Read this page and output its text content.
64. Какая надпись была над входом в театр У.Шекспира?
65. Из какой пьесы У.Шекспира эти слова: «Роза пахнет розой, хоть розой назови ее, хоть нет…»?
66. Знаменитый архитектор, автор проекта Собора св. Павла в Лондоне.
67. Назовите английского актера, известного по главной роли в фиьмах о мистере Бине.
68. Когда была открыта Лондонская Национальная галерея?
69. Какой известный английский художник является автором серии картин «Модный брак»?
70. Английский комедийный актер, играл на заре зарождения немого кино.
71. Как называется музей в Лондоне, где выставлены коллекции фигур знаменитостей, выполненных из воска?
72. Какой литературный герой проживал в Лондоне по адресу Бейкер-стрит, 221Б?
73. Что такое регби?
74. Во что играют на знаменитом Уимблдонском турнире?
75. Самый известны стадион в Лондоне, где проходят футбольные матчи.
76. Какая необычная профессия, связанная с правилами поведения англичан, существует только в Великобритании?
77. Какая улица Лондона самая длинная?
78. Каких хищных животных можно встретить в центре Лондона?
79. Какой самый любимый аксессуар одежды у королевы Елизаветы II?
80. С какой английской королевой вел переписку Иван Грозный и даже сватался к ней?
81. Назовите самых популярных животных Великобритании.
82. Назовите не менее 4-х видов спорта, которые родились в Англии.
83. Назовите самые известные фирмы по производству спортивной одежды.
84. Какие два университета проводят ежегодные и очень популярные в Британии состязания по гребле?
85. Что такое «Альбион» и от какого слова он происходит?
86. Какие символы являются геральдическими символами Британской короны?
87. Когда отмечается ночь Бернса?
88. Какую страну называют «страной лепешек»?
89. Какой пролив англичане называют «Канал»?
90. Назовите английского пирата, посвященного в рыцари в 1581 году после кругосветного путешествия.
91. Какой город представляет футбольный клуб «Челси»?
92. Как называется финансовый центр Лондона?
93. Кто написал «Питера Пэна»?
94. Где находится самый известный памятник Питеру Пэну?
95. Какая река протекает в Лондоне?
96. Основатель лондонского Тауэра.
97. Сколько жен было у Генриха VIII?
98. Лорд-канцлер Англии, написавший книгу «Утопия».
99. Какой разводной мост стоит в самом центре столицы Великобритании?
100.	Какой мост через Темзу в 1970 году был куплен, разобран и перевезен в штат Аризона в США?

········

The request
Identify and list each line with the word "Лондона".

Result below
77. Какая улица Лондона самая длинная?
78. Каких хищных животных можно встретить в центре Лондона?
92. Как называется финансовый центр Лондона?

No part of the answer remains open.